### Input for this task
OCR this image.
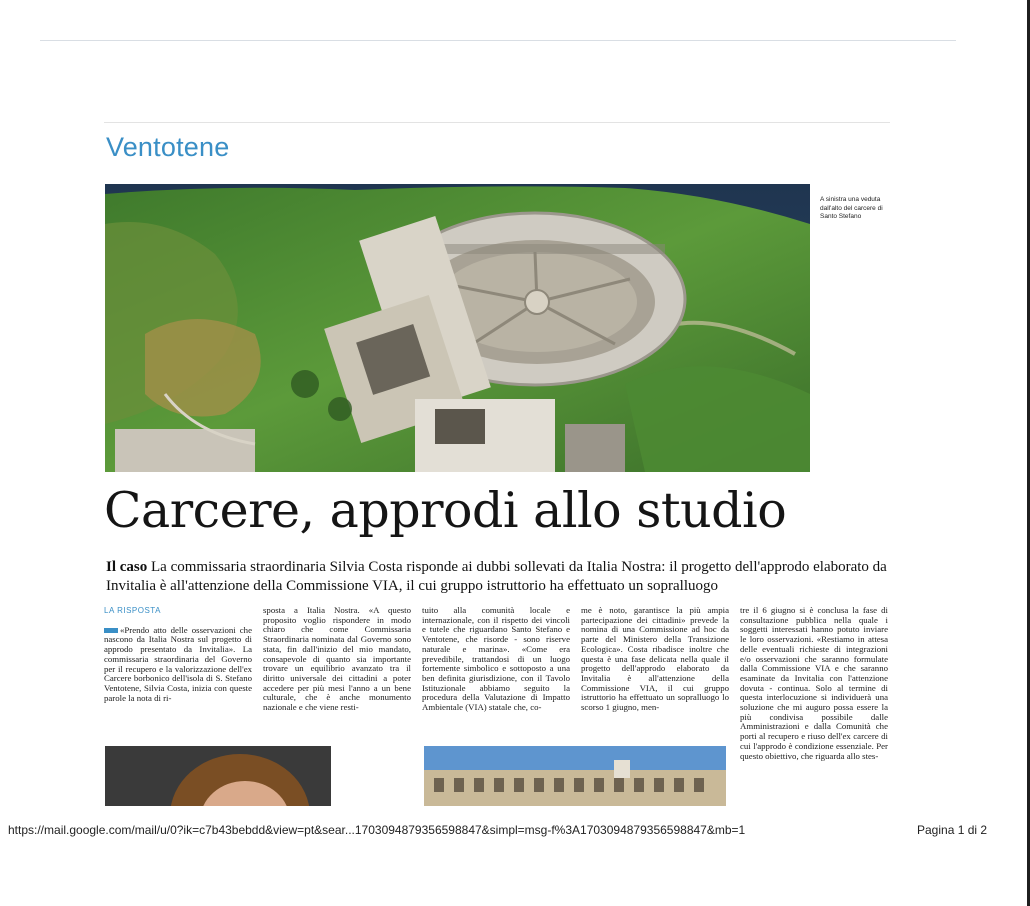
Ventotene
A sinistra una veduta dall'alto del carcere di Santo Stefano
Carcere, approdi allo studio
Il caso La commissaria straordinaria Silvia Costa risponde ai dubbi sollevati da Italia Nostra: il progetto dell'approdo elaborato da Invitalia è all'attenzione della Commissione VIA, il cui gruppo istruttorio ha effettuato un sopralluogo
LA RISPOSTA
«Prendo atto delle osservazioni che nascono da Italia Nostra sul progetto di approdo presentato da Invitalia». La commissaria straordinaria del Governo per il recupero e la valorizzazione dell'ex Carcere borbonico dell'isola di S. Stefano Ventotene, Silvia Costa, inizia con queste parole la nota di ri-
sposta a Italia Nostra. «A questo proposito voglio rispondere in modo chiaro che come Commissaria Straordinaria nominata dal Governo sono stata, fin dall'inizio del mio mandato, consapevole di quanto sia importante trovare un equilibrio avanzato tra il diritto universale dei cittadini a poter accedere per più mesi l'anno a un bene culturale, che è anche monumento nazionale e che viene resti-
tuito alla comunità locale e internazionale, con il rispetto dei vincoli e tutele che riguardano Santo Stefano e Ventotene, che risorde - sono riserve naturale e marina». «Come era prevedibile, trattandosi di un luogo fortemente simbolico e sottoposto a una ben definita giurisdizione, con il Tavolo Istituzionale abbiamo seguito la procedura della Valutazione di Impatto Ambientale (VIA) statale che, co-
me è noto, garantisce la più ampia partecipazione dei cittadini» prevede la nomina di una Commissione ad hoc da parte del Ministero della Transizione Ecologica». Costa ribadisce inoltre che questa è una fase delicata nella quale il progetto dell'approdo elaborato da Invitalia è all'attenzione della Commissione VIA, il cui gruppo istruttorio ha effettuato un sopralluogo lo scorso 1 giugno, men-
tre il 6 giugno si è conclusa la fase di consultazione pubblica nella quale i soggetti interessati hanno potuto inviare le loro osservazioni. «Restiamo in attesa delle eventuali richieste di integrazioni e/o osservazioni che saranno formulate dalla Commissione VIA e che saranno esaminate da Invitalia con l'attenzione dovuta - continua. Solo al termine di questa interlocuzione si individuerà una soluzione che mi auguro possa essere la più condivisa possibile dalle Amministrazioni e dalla Comunità che porti al recupero e riuso dell'ex carcere di cui l'approdo è condizione essenziale. Per questo obiettivo, che riguarda allo stes-
https://mail.google.com/mail/u/0?ik=c7b43bebdd&view=pt&sear...1703094879356598847&simpl=msg-f%3A1703094879356598847&mb=1	Pagina 1 di 2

### Stated exercise
Find every line in the records that contains the word "sopralluogo"; copy those lines.

### Written solution
Il caso La commissaria straordinaria Silvia Costa risponde ai dubbi sollevati da Italia Nostra: il progetto dell'approdo elaborato da Invitalia è all'attenzione della Commissione VIA, il cui gruppo istruttorio ha effettuato un sopralluogo
me è noto, garantisce la più ampia partecipazione dei cittadini» prevede la nomina di una Commissione ad hoc da parte del Ministero della Transizione Ecologica». Costa ribadisce inoltre che questa è una fase delicata nella quale il progetto dell'approdo elaborato da Invitalia è all'attenzione della Commissione VIA, il cui gruppo istruttorio ha effettuato un sopralluogo lo scorso 1 giugno, men-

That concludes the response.